── Information provided

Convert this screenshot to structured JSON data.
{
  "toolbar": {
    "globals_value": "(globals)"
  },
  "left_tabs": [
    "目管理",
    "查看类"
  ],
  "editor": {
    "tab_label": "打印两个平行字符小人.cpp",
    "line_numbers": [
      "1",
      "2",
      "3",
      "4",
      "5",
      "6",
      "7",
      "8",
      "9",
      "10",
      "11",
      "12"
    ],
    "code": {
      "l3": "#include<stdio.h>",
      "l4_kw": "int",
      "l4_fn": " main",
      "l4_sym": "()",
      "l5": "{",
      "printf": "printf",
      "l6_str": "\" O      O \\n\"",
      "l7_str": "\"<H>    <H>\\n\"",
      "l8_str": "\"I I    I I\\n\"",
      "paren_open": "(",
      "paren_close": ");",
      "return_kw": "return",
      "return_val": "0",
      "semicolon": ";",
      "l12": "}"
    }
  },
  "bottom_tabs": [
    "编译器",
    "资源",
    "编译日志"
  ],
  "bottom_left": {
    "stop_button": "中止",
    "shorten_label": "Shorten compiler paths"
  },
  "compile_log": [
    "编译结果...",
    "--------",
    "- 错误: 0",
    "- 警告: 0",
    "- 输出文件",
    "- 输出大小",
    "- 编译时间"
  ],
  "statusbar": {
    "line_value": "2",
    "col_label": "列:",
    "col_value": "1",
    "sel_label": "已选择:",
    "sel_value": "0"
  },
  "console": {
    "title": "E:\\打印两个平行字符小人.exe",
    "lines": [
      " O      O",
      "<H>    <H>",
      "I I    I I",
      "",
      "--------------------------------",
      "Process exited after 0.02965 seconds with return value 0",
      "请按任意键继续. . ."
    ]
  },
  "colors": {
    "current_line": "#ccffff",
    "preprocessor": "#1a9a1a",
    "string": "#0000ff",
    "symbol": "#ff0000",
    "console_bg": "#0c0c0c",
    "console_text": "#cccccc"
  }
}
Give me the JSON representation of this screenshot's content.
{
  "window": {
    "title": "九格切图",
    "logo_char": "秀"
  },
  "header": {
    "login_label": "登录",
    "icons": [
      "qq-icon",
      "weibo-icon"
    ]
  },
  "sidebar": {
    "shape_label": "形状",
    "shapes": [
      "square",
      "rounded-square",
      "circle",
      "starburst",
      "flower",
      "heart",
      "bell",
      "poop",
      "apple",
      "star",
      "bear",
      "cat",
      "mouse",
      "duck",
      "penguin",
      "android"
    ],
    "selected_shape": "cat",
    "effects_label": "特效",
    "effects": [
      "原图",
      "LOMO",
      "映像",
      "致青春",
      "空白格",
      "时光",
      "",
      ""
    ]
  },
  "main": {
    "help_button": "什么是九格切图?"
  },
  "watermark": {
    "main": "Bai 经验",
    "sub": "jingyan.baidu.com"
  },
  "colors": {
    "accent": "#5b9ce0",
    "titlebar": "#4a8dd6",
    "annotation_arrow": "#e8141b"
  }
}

────

Stated problem:
Transcribe the data. Leave every line exactly as it is.

Task output:
Convert this screenshot to structured JSON data.
{
  "toolbar": {
    "globals_value": "(globals)"
  },
  "left_tabs": [
    "目管理",
    "查看类"
  ],
  "editor": {
    "tab_label": "打印两个平行字符小人.cpp",
    "line_numbers": [
      "1",
      "2",
      "3",
      "4",
      "5",
      "6",
      "7",
      "8",
      "9",
      "10",
      "11",
      "12"
    ],
    "code": {
      "l3": "#include<stdio.h>",
      "l4_kw": "int",
      "l4_fn": " main",
      "l4_sym": "()",
      "l5": "{",
      "printf": "printf",
      "l6_str": "\" O      O \\n\"",
      "l7_str": "\"<H>    <H>\\n\"",
      "l8_str": "\"I I    I I\\n\"",
      "paren_open": "(",
      "paren_close": ");",
      "return_kw": "return",
      "return_val": "0",
      "semicolon": ";",
      "l12": "}"
    }
  },
  "bottom_tabs": [
    "编译器",
    "资源",
    "编译日志"
  ],
  "bottom_left": {
    "stop_button": "中止",
    "shorten_label": "Shorten compiler paths"
  },
  "compile_log": [
    "编译结果...",
    "--------",
    "- 错误: 0",
    "- 警告: 0",
    "- 输出文件",
    "- 输出大小",
    "- 编译时间"
  ],
  "statusbar": {
    "line_value": "2",
    "col_label": "列:",
    "col_value": "1",
    "sel_label": "已选择:",
    "sel_value": "0"
  },
  "console": {
    "title": "E:\\打印两个平行字符小人.exe",
    "lines": [
      " O      O",
      "<H>    <H>",
      "I I    I I",
      "",
      "--------------------------------",
      "Process exited after 0.02965 seconds with return value 0",
      "请按任意键继续. . ."
    ]
  },
  "colors": {
    "current_line": "#ccffff",
    "preprocessor": "#1a9a1a",
    "string": "#0000ff",
    "symbol": "#ff0000",
    "console_bg": "#0c0c0c",
    "console_text": "#cccccc"
  }
}
Give me the JSON representation of this screenshot's content.
{
  "window": {
    "title": "九格切图",
    "logo_char": "秀"
  },
  "header": {
    "login_label": "登录",
    "icons": [
      "qq-icon",
      "weibo-icon"
    ]
  },
  "sidebar": {
    "shape_label": "形状",
    "shapes": [
      "square",
      "rounded-square",
      "circle",
      "starburst",
      "flower",
      "heart",
      "bell",
      "poop",
      "apple",
      "star",
      "bear",
      "cat",
      "mouse",
      "duck",
      "penguin",
      "android"
    ],
    "selected_shape": "cat",
    "effects_label": "特效",
    "effects": [
      "原图",
      "LOMO",
      "映像",
      "致青春",
      "空白格",
      "时光",
      "",
      ""
    ]
  },
  "main": {
    "help_button": "什么是九格切图?"
  },
  "watermark": {
    "main": "Bai 经验",
    "sub": "jingyan.baidu.com"
  },
  "colors": {
    "accent": "#5b9ce0",
    "titlebar": "#4a8dd6",
    "annotation_arrow": "#e8141b"
  }
}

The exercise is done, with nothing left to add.